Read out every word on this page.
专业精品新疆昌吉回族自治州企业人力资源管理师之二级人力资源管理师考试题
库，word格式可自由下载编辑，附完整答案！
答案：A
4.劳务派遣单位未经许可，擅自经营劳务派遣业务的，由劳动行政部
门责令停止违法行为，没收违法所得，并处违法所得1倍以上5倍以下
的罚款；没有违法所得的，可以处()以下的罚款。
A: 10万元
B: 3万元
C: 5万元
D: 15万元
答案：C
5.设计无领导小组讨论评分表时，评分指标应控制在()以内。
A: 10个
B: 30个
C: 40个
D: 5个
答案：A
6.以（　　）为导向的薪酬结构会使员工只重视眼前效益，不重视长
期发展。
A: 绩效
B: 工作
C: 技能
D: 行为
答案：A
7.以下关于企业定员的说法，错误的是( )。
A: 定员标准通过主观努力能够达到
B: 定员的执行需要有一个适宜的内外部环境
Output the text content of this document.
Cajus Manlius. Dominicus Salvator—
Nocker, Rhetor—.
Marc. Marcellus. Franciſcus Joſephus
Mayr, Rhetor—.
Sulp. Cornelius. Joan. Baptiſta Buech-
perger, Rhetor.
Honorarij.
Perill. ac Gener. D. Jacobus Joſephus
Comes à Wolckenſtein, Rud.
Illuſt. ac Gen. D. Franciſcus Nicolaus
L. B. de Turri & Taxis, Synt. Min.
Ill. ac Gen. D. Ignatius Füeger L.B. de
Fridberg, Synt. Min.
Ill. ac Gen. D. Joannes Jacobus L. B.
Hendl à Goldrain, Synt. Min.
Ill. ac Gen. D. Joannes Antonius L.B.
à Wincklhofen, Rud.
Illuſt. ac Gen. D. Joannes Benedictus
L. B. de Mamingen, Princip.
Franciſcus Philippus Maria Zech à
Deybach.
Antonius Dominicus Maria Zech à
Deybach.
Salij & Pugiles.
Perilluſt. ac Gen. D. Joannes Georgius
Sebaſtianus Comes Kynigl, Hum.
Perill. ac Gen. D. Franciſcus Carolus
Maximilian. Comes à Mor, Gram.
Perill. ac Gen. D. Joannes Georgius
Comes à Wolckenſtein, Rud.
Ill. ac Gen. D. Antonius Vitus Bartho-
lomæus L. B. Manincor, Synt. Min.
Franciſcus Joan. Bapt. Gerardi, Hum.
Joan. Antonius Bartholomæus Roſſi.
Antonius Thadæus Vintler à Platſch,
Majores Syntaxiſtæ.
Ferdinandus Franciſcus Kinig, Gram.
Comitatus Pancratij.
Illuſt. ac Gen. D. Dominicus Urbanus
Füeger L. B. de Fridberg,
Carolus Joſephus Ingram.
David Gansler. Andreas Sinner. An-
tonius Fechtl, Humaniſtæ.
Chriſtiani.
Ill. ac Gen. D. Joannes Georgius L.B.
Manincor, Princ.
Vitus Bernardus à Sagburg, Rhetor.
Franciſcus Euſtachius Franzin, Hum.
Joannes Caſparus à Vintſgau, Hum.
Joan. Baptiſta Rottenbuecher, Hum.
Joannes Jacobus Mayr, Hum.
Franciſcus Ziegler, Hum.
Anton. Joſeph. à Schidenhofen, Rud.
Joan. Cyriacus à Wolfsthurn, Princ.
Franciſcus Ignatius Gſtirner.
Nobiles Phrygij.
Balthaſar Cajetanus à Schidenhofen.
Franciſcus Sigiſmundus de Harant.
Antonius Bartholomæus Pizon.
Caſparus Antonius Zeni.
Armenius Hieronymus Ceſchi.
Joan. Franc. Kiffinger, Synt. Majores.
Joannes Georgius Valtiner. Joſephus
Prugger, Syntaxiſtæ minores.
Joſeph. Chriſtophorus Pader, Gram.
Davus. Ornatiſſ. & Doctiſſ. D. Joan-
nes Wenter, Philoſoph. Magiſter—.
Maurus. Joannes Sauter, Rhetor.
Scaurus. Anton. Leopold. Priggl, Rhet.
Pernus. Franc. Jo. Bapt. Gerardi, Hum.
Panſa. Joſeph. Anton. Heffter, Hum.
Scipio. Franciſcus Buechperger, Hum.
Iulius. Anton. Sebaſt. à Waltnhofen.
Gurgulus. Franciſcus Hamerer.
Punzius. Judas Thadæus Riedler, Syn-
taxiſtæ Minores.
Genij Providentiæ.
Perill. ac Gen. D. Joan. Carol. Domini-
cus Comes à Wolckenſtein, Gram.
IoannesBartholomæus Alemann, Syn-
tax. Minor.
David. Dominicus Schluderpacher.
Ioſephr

..........

_Task to carry out_
Copy out each line above, character for character.

_Task output_
Read out every word on this page.
专业精品新疆昌吉回族自治州企业人力资源管理师之二级人力资源管理师考试题
库，word格式可自由下载编辑，附完整答案！
答案：A
4.劳务派遣单位未经许可，擅自经营劳务派遣业务的，由劳动行政部
门责令停止违法行为，没收违法所得，并处违法所得1倍以上5倍以下
的罚款；没有违法所得的，可以处()以下的罚款。
A: 10万元
B: 3万元
C: 5万元
D: 15万元
答案：C
5.设计无领导小组讨论评分表时，评分指标应控制在()以内。
A: 10个
B: 30个
C: 40个
D: 5个
答案：A
6.以（　　）为导向的薪酬结构会使员工只重视眼前效益，不重视长
期发展。
A: 绩效
B: 工作
C: 技能
D: 行为
答案：A
7.以下关于企业定员的说法，错误的是( )。
A: 定员标准通过主观努力能够达到
B: 定员的执行需要有一个适宜的内外部环境
Output the text content of this document.
Cajus Manlius. Dominicus Salvator—
Nocker, Rhetor—.
Marc. Marcellus. Franciſcus Joſephus
Mayr, Rhetor—.
Sulp. Cornelius. Joan. Baptiſta Buech-
perger, Rhetor.
Honorarij.
Perill. ac Gener. D. Jacobus Joſephus
Comes à Wolckenſtein, Rud.
Illuſt. ac Gen. D. Franciſcus Nicolaus
L. B. de Turri & Taxis, Synt. Min.
Ill. ac Gen. D. Ignatius Füeger L.B. de
Fridberg, Synt. Min.
Ill. ac Gen. D. Joannes Jacobus L. B.
Hendl à Goldrain, Synt. Min.
Ill. ac Gen. D. Joannes Antonius L.B.
à Wincklhofen, Rud.
Illuſt. ac Gen. D. Joannes Benedictus
L. B. de Mamingen, Princip.
Franciſcus Philippus Maria Zech à
Deybach.
Antonius Dominicus Maria Zech à
Deybach.
Salij & Pugiles.
Perilluſt. ac Gen. D. Joannes Georgius
Sebaſtianus Comes Kynigl, Hum.
Perill. ac Gen. D. Franciſcus Carolus
Maximilian. Comes à Mor, Gram.
Perill. ac Gen. D. Joannes Georgius
Comes à Wolckenſtein, Rud.
Ill. ac Gen. D. Antonius Vitus Bartho-
lomæus L. B. Manincor, Synt. Min.
Franciſcus Joan. Bapt. Gerardi, Hum.
Joan. Antonius Bartholomæus Roſſi.
Antonius Thadæus Vintler à Platſch,
Majores Syntaxiſtæ.
Ferdinandus Franciſcus Kinig, Gram.
Comitatus Pancratij.
Illuſt. ac Gen. D. Dominicus Urbanus
Füeger L. B. de Fridberg,
Carolus Joſephus Ingram.
David Gansler. Andreas Sinner. An-
tonius Fechtl, Humaniſtæ.
Chriſtiani.
Ill. ac Gen. D. Joannes Georgius L.B.
Manincor, Princ.
Vitus Bernardus à Sagburg, Rhetor.
Franciſcus Euſtachius Franzin, Hum.
Joannes Caſparus à Vintſgau, Hum.
Joan. Baptiſta Rottenbuecher, Hum.
Joannes Jacobus Mayr, Hum.
Franciſcus Ziegler, Hum.
Anton. Joſeph. à Schidenhofen, Rud.
Joan. Cyriacus à Wolfsthurn, Princ.
Franciſcus Ignatius Gſtirner.
Nobiles Phrygij.
Balthaſar Cajetanus à Schidenhofen.
Franciſcus Sigiſmundus de Harant.
Antonius Bartholomæus Pizon.
Caſparus Antonius Zeni.
Armenius Hieronymus Ceſchi.
Joan. Franc. Kiffinger, Synt. Majores.
Joannes Georgius Valtiner. Joſephus
Prugger, Syntaxiſtæ minores.
Joſeph. Chriſtophorus Pader, Gram.
Davus. Ornatiſſ. & Doctiſſ. D. Joan-
nes Wenter, Philoſoph. Magiſter—.
Maurus. Joannes Sauter, Rhetor.
Scaurus. Anton. Leopold. Priggl, Rhet.
Pernus. Franc. Jo. Bapt. Gerardi, Hum.
Panſa. Joſeph. Anton. Heffter, Hum.
Scipio. Franciſcus Buechperger, Hum.
Iulius. Anton. Sebaſt. à Waltnhofen.
Gurgulus. Franciſcus Hamerer.
Punzius. Judas Thadæus Riedler, Syn-
taxiſtæ Minores.
Genij Providentiæ.
Perill. ac Gen. D. Joan. Carol. Domini-
cus Comes à Wolckenſtein, Gram.
IoannesBartholomæus Alemann, Syn-
tax. Minor.
David. Dominicus Schluderpacher.
Ioſephr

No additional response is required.